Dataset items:
* begin *

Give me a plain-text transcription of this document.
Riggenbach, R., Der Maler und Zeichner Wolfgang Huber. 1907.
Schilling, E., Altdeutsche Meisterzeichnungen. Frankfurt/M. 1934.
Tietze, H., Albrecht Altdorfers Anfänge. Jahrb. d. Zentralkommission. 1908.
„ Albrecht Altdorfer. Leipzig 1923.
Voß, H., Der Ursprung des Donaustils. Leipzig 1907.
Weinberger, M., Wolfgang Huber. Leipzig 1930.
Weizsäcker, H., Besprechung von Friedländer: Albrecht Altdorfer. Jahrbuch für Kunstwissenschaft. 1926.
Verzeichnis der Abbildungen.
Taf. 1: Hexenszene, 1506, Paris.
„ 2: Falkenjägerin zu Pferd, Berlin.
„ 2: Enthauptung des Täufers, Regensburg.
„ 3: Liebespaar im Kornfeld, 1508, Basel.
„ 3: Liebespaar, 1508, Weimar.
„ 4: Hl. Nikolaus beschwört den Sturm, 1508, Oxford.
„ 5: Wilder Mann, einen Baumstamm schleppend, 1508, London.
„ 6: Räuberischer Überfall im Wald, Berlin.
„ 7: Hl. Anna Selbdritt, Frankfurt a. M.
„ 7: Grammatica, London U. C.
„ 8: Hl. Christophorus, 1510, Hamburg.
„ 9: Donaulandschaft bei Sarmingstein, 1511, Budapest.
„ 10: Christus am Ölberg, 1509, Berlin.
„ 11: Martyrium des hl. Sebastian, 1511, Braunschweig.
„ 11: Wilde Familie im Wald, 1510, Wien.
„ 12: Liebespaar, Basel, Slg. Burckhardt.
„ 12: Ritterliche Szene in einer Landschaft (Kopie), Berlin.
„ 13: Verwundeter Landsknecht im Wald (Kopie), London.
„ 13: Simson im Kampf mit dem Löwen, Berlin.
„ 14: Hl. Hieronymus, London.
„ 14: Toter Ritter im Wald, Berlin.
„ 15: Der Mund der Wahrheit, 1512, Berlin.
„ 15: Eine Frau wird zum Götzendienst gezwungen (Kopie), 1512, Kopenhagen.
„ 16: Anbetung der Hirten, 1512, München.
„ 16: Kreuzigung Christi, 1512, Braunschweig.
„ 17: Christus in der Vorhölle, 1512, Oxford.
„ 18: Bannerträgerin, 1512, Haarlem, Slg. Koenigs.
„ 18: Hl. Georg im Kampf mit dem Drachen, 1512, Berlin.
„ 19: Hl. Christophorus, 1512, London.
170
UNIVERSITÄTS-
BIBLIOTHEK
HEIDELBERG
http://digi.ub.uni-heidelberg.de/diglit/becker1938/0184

* end *

EXERCISE INSTRUCTIONS:
Copy out each line above, character for character.

TASK RESPONSE:
Give me a plain-text transcription of this document.
Riggenbach, R., Der Maler und Zeichner Wolfgang Huber. 1907.
Schilling, E., Altdeutsche Meisterzeichnungen. Frankfurt/M. 1934.
Tietze, H., Albrecht Altdorfers Anfänge. Jahrb. d. Zentralkommission. 1908.
„ Albrecht Altdorfer. Leipzig 1923.
Voß, H., Der Ursprung des Donaustils. Leipzig 1907.
Weinberger, M., Wolfgang Huber. Leipzig 1930.
Weizsäcker, H., Besprechung von Friedländer: Albrecht Altdorfer. Jahrbuch für Kunstwissenschaft. 1926.
Verzeichnis der Abbildungen.
Taf. 1: Hexenszene, 1506, Paris.
„ 2: Falkenjägerin zu Pferd, Berlin.
„ 2: Enthauptung des Täufers, Regensburg.
„ 3: Liebespaar im Kornfeld, 1508, Basel.
„ 3: Liebespaar, 1508, Weimar.
„ 4: Hl. Nikolaus beschwört den Sturm, 1508, Oxford.
„ 5: Wilder Mann, einen Baumstamm schleppend, 1508, London.
„ 6: Räuberischer Überfall im Wald, Berlin.
„ 7: Hl. Anna Selbdritt, Frankfurt a. M.
„ 7: Grammatica, London U. C.
„ 8: Hl. Christophorus, 1510, Hamburg.
„ 9: Donaulandschaft bei Sarmingstein, 1511, Budapest.
„ 10: Christus am Ölberg, 1509, Berlin.
„ 11: Martyrium des hl. Sebastian, 1511, Braunschweig.
„ 11: Wilde Familie im Wald, 1510, Wien.
„ 12: Liebespaar, Basel, Slg. Burckhardt.
„ 12: Ritterliche Szene in einer Landschaft (Kopie), Berlin.
„ 13: Verwundeter Landsknecht im Wald (Kopie), London.
„ 13: Simson im Kampf mit dem Löwen, Berlin.
„ 14: Hl. Hieronymus, London.
„ 14: Toter Ritter im Wald, Berlin.
„ 15: Der Mund der Wahrheit, 1512, Berlin.
„ 15: Eine Frau wird zum Götzendienst gezwungen (Kopie), 1512, Kopenhagen.
„ 16: Anbetung der Hirten, 1512, München.
„ 16: Kreuzigung Christi, 1512, Braunschweig.
„ 17: Christus in der Vorhölle, 1512, Oxford.
„ 18: Bannerträgerin, 1512, Haarlem, Slg. Koenigs.
„ 18: Hl. Georg im Kampf mit dem Drachen, 1512, Berlin.
„ 19: Hl. Christophorus, 1512, London.
170
UNIVERSITÄTS-
BIBLIOTHEK
HEIDELBERG
http://digi.ub.uni-heidelberg.de/diglit/becker1938/0184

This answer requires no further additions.